● TO DO: Take the data below and repeat it exactly.

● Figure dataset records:

.....

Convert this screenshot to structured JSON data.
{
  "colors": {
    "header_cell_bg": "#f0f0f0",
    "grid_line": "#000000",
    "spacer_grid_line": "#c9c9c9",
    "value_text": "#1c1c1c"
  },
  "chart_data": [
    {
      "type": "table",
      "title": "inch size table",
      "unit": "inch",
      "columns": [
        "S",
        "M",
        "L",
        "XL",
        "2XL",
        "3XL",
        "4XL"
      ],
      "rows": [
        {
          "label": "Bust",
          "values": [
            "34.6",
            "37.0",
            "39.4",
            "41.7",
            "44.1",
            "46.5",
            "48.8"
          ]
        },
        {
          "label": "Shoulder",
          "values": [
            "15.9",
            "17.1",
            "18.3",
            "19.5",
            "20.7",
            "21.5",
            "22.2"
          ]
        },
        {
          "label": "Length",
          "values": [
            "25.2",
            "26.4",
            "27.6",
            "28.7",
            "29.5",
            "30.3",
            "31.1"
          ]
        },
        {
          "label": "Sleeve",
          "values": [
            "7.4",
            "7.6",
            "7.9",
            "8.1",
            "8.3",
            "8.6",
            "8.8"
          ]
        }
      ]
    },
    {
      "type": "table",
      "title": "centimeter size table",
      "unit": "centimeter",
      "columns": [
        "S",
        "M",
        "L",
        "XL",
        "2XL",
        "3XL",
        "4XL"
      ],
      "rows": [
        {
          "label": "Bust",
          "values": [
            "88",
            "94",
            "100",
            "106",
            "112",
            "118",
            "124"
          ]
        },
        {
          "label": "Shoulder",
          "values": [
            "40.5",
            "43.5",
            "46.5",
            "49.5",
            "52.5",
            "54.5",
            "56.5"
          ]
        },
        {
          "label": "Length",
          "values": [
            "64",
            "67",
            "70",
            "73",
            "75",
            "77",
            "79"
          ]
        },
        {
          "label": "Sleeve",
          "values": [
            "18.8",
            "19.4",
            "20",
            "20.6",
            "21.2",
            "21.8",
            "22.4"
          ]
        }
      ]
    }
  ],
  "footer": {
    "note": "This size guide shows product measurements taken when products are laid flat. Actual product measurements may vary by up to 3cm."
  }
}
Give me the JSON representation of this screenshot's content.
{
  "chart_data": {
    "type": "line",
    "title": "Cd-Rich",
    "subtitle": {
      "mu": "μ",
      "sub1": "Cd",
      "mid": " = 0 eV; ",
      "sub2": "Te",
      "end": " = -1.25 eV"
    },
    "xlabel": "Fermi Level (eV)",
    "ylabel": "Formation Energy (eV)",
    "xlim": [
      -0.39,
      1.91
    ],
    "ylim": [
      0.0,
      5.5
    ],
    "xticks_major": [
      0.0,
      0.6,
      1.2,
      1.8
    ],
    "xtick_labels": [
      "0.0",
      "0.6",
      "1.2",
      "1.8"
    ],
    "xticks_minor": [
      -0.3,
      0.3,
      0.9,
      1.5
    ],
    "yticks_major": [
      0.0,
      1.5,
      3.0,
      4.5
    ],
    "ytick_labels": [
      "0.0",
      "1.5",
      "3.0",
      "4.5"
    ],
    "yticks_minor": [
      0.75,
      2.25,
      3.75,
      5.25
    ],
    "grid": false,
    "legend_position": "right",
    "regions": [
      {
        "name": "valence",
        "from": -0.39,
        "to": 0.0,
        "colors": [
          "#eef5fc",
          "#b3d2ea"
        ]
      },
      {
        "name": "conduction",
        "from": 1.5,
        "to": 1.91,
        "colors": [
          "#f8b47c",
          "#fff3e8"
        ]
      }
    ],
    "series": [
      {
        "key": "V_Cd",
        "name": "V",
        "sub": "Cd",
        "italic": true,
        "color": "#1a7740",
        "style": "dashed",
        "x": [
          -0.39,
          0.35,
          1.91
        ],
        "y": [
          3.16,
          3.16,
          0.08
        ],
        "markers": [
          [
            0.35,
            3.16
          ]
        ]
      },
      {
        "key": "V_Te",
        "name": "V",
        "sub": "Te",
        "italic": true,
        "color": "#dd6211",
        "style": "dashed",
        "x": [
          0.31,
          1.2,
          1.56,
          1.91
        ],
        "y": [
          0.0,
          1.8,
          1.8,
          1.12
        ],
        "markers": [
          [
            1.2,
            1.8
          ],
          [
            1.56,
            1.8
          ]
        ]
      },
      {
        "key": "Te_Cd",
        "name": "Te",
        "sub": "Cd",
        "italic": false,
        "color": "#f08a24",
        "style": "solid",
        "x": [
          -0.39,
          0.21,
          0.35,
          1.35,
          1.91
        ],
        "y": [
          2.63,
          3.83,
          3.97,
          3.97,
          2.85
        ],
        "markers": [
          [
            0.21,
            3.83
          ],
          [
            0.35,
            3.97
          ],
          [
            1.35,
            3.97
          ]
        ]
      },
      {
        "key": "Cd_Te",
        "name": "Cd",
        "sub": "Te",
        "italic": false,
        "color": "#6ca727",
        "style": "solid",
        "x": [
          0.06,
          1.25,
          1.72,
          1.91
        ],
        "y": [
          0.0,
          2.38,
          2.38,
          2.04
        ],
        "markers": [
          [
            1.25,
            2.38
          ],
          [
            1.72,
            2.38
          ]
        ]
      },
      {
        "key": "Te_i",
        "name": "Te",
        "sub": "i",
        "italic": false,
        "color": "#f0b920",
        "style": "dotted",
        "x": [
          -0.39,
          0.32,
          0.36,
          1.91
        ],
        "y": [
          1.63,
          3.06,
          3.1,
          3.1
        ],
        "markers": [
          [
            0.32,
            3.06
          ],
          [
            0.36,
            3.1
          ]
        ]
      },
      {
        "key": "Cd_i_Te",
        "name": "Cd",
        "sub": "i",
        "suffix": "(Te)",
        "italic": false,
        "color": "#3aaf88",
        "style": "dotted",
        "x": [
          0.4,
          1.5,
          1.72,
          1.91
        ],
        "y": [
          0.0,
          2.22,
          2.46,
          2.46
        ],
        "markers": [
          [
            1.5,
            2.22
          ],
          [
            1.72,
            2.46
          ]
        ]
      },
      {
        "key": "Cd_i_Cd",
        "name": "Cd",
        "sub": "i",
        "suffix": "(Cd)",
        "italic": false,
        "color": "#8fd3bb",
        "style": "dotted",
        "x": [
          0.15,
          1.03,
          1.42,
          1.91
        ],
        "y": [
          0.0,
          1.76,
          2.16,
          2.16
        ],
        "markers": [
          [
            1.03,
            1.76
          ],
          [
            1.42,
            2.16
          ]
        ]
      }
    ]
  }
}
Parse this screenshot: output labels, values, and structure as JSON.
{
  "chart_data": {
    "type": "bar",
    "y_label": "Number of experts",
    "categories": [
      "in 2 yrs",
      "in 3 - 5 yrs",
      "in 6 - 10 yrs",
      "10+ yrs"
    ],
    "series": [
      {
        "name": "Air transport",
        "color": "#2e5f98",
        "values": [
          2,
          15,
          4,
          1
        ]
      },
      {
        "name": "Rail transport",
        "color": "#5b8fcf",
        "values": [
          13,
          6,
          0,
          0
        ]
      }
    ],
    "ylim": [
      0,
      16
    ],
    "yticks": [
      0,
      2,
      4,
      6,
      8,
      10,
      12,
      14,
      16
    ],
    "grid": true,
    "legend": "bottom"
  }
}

.....

● EXERCISE RESPONSE:
Convert this screenshot to structured JSON data.
{
  "colors": {
    "header_cell_bg": "#f0f0f0",
    "grid_line": "#000000",
    "spacer_grid_line": "#c9c9c9",
    "value_text": "#1c1c1c"
  },
  "chart_data": [
    {
      "type": "table",
      "title": "inch size table",
      "unit": "inch",
      "columns": [
        "S",
        "M",
        "L",
        "XL",
        "2XL",
        "3XL",
        "4XL"
      ],
      "rows": [
        {
          "label": "Bust",
          "values": [
            "34.6",
            "37.0",
            "39.4",
            "41.7",
            "44.1",
            "46.5",
            "48.8"
          ]
        },
        {
          "label": "Shoulder",
          "values": [
            "15.9",
            "17.1",
            "18.3",
            "19.5",
            "20.7",
            "21.5",
            "22.2"
          ]
        },
        {
          "label": "Length",
          "values": [
            "25.2",
            "26.4",
            "27.6",
            "28.7",
            "29.5",
            "30.3",
            "31.1"
          ]
        },
        {
          "label": "Sleeve",
          "values": [
            "7.4",
            "7.6",
            "7.9",
            "8.1",
            "8.3",
            "8.6",
            "8.8"
          ]
        }
      ]
    },
    {
      "type": "table",
      "title": "centimeter size table",
      "unit": "centimeter",
      "columns": [
        "S",
        "M",
        "L",
        "XL",
        "2XL",
        "3XL",
        "4XL"
      ],
      "rows": [
        {
          "label": "Bust",
          "values": [
            "88",
            "94",
            "100",
            "106",
            "112",
            "118",
            "124"
          ]
        },
        {
          "label": "Shoulder",
          "values": [
            "40.5",
            "43.5",
            "46.5",
            "49.5",
            "52.5",
            "54.5",
            "56.5"
          ]
        },
        {
          "label": "Length",
          "values": [
            "64",
            "67",
            "70",
            "73",
            "75",
            "77",
            "79"
          ]
        },
        {
          "label": "Sleeve",
          "values": [
            "18.8",
            "19.4",
            "20",
            "20.6",
            "21.2",
            "21.8",
            "22.4"
          ]
        }
      ]
    }
  ],
  "footer": {
    "note": "This size guide shows product measurements taken when products are laid flat. Actual product measurements may vary by up to 3cm."
  }
}
Give me the JSON representation of this screenshot's content.
{
  "chart_data": {
    "type": "line",
    "title": "Cd-Rich",
    "subtitle": {
      "mu": "μ",
      "sub1": "Cd",
      "mid": " = 0 eV; ",
      "sub2": "Te",
      "end": " = -1.25 eV"
    },
    "xlabel": "Fermi Level (eV)",
    "ylabel": "Formation Energy (eV)",
    "xlim": [
      -0.39,
      1.91
    ],
    "ylim": [
      0.0,
      5.5
    ],
    "xticks_major": [
      0.0,
      0.6,
      1.2,
      1.8
    ],
    "xtick_labels": [
      "0.0",
      "0.6",
      "1.2",
      "1.8"
    ],
    "xticks_minor": [
      -0.3,
      0.3,
      0.9,
      1.5
    ],
    "yticks_major": [
      0.0,
      1.5,
      3.0,
      4.5
    ],
    "ytick_labels": [
      "0.0",
      "1.5",
      "3.0",
      "4.5"
    ],
    "yticks_minor": [
      0.75,
      2.25,
      3.75,
      5.25
    ],
    "grid": false,
    "legend_position": "right",
    "regions": [
      {
        "name": "valence",
        "from": -0.39,
        "to": 0.0,
        "colors": [
          "#eef5fc",
          "#b3d2ea"
        ]
      },
      {
        "name": "conduction",
        "from": 1.5,
        "to": 1.91,
        "colors": [
          "#f8b47c",
          "#fff3e8"
        ]
      }
    ],
    "series": [
      {
        "key": "V_Cd",
        "name": "V",
        "sub": "Cd",
        "italic": true,
        "color": "#1a7740",
        "style": "dashed",
        "x": [
          -0.39,
          0.35,
          1.91
        ],
        "y": [
          3.16,
          3.16,
          0.08
        ],
        "markers": [
          [
            0.35,
            3.16
          ]
        ]
      },
      {
        "key": "V_Te",
        "name": "V",
        "sub": "Te",
        "italic": true,
        "color": "#dd6211",
        "style": "dashed",
        "x": [
          0.31,
          1.2,
          1.56,
          1.91
        ],
        "y": [
          0.0,
          1.8,
          1.8,
          1.12
        ],
        "markers": [
          [
            1.2,
            1.8
          ],
          [
            1.56,
            1.8
          ]
        ]
      },
      {
        "key": "Te_Cd",
        "name": "Te",
        "sub": "Cd",
        "italic": false,
        "color": "#f08a24",
        "style": "solid",
        "x": [
          -0.39,
          0.21,
          0.35,
          1.35,
          1.91
        ],
        "y": [
          2.63,
          3.83,
          3.97,
          3.97,
          2.85
        ],
        "markers": [
          [
            0.21,
            3.83
          ],
          [
            0.35,
            3.97
          ],
          [
            1.35,
            3.97
          ]
        ]
      },
      {
        "key": "Cd_Te",
        "name": "Cd",
        "sub": "Te",
        "italic": false,
        "color": "#6ca727",
        "style": "solid",
        "x": [
          0.06,
          1.25,
          1.72,
          1.91
        ],
        "y": [
          0.0,
          2.38,
          2.38,
          2.04
        ],
        "markers": [
          [
            1.25,
            2.38
          ],
          [
            1.72,
            2.38
          ]
        ]
      },
      {
        "key": "Te_i",
        "name": "Te",
        "sub": "i",
        "italic": false,
        "color": "#f0b920",
        "style": "dotted",
        "x": [
          -0.39,
          0.32,
          0.36,
          1.91
        ],
        "y": [
          1.63,
          3.06,
          3.1,
          3.1
        ],
        "markers": [
          [
            0.32,
            3.06
          ],
          [
            0.36,
            3.1
          ]
        ]
      },
      {
        "key": "Cd_i_Te",
        "name": "Cd",
        "sub": "i",
        "suffix": "(Te)",
        "italic": false,
        "color": "#3aaf88",
        "style": "dotted",
        "x": [
          0.4,
          1.5,
          1.72,
          1.91
        ],
        "y": [
          0.0,
          2.22,
          2.46,
          2.46
        ],
        "markers": [
          [
            1.5,
            2.22
          ],
          [
            1.72,
            2.46
          ]
        ]
      },
      {
        "key": "Cd_i_Cd",
        "name": "Cd",
        "sub": "i",
        "suffix": "(Cd)",
        "italic": false,
        "color": "#8fd3bb",
        "style": "dotted",
        "x": [
          0.15,
          1.03,
          1.42,
          1.91
        ],
        "y": [
          0.0,
          1.76,
          2.16,
          2.16
        ],
        "markers": [
          [
            1.03,
            1.76
          ],
          [
            1.42,
            2.16
          ]
        ]
      }
    ]
  }
}
Parse this screenshot: output labels, values, and structure as JSON.
{
  "chart_data": {
    "type": "bar",
    "y_label": "Number of experts",
    "categories": [
      "in 2 yrs",
      "in 3 - 5 yrs",
      "in 6 - 10 yrs",
      "10+ yrs"
    ],
    "series": [
      {
        "name": "Air transport",
        "color": "#2e5f98",
        "values": [
          2,
          15,
          4,
          1
        ]
      },
      {
        "name": "Rail transport",
        "color": "#5b8fcf",
        "values": [
          13,
          6,
          0,
          0
        ]
      }
    ],
    "ylim": [
      0,
      16
    ],
    "yticks": [
      0,
      2,
      4,
      6,
      8,
      10,
      12,
      14,
      16
    ],
    "grid": true,
    "legend": "bottom"
  }
}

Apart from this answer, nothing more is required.